#### [Task prompt]
Find each line with the word "warga" and copy it.

#### [Dataset entries]
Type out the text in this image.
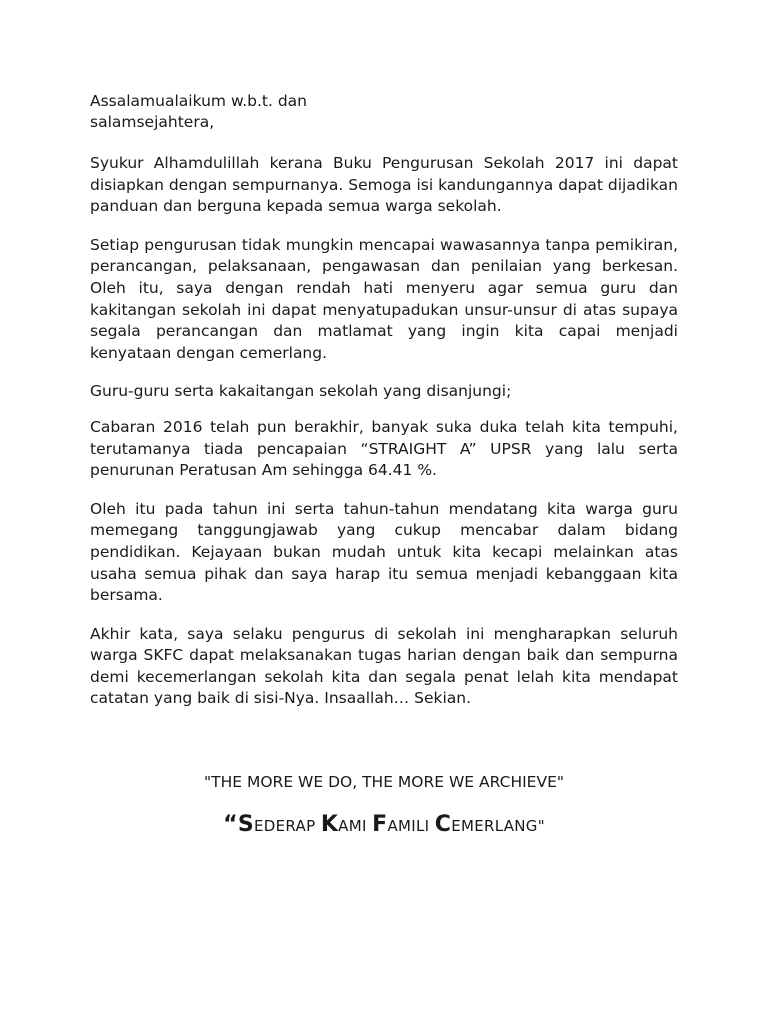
Assalamualaikum w.b.t. dan
salamsejahtera,

Syukur Alhamdulillah kerana Buku Pengurusan Sekolah 2017 ini dapat disiapkan dengan sempurnanya. Semoga isi kandungannya dapat dijadikan panduan dan berguna kepada semua warga sekolah.

Setiap pengurusan tidak mungkin mencapai wawasannya tanpa pemikiran, perancangan, pelaksanaan, pengawasan dan penilaian yang berkesan. Oleh itu, saya dengan rendah hati menyeru agar semua guru dan kakitangan sekolah ini dapat menyatupadukan unsur-unsur di atas supaya segala perancangan dan matlamat yang ingin kita capai menjadi kenyataan dengan cemerlang.

Guru-guru serta kakaitangan sekolah yang disanjungi;

Cabaran 2016 telah pun berakhir, banyak suka duka telah kita tempuhi, terutamanya tiada pencapaian “STRAIGHT A” UPSR yang lalu serta penurunan Peratusan Am sehingga 64.41 %.

Oleh itu pada tahun ini serta tahun-tahun mendatang kita warga guru memegang tanggungjawab yang cukup mencabar dalam bidang pendidikan. Kejayaan bukan mudah untuk kita kecapi melainkan atas usaha semua pihak dan saya harap itu semua menjadi kebanggaan kita bersama.

Akhir kata, saya selaku pengurus di sekolah ini mengharapkan seluruh warga SKFC dapat melaksanakan tugas harian dengan baik dan sempurna demi kecemerlangan sekolah kita dan segala penat lelah kita mendapat catatan yang baik di sisi-Nya. Insaallah… Sekian.

"THE MORE WE DO, THE MORE WE ARCHIEVE"
“SEDERAP KAMI FAMILI CEMERLANG"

#### [Solution below]
Syukur Alhamdulillah kerana Buku Pengurusan Sekolah 2017 ini dapat disiapkan dengan sempurnanya. Semoga isi kandungannya dapat dijadikan panduan dan berguna kepada semua warga sekolah.
Oleh itu pada tahun ini serta tahun-tahun mendatang kita warga guru memegang tanggungjawab yang cukup mencabar dalam bidang pendidikan. Kejayaan bukan mudah untuk kita kecapi melainkan atas usaha semua pihak dan saya harap itu semua menjadi kebanggaan kita bersama.
Akhir kata, saya selaku pengurus di sekolah ini mengharapkan seluruh warga SKFC dapat melaksanakan tugas harian dengan baik dan sempurna demi kecemerlangan sekolah kita dan segala penat lelah kita mendapat catatan yang baik di sisi-Nya. Insaallah… Sekian.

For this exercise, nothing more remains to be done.